[START]

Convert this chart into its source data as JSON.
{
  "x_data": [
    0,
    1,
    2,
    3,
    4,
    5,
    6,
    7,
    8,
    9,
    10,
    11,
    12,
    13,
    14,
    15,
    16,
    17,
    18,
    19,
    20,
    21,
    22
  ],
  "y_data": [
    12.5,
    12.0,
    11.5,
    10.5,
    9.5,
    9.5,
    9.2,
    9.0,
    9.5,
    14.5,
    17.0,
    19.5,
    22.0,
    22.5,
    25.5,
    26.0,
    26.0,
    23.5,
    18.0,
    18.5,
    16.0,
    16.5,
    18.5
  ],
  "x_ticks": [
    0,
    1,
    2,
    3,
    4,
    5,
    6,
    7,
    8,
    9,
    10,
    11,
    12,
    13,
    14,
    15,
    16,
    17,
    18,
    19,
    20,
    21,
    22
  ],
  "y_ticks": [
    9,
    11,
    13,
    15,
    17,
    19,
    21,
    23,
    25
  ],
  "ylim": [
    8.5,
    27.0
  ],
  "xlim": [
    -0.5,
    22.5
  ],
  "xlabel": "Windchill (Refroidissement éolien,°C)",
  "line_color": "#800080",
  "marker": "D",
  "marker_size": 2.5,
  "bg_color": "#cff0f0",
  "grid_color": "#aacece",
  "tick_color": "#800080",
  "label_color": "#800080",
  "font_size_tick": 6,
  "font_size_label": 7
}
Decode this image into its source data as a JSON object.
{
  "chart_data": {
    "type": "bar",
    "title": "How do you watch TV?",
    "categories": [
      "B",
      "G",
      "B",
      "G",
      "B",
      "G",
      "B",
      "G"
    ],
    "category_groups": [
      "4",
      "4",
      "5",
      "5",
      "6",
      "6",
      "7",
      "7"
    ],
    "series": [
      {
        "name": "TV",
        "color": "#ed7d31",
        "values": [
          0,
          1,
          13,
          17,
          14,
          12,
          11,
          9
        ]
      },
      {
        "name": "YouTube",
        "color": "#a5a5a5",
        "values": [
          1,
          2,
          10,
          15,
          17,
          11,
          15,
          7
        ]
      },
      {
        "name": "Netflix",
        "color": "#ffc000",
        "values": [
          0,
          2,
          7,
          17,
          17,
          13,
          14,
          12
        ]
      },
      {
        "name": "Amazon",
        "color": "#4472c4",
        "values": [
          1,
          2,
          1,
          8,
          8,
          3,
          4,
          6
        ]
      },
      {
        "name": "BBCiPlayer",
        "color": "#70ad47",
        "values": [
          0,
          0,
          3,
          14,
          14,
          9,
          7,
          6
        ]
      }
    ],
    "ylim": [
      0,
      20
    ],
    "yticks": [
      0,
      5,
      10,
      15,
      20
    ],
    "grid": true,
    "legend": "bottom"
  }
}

[END]

What you need to do: The word "into" appears in how many lines of the records? Give the number only.

Exercise output: 2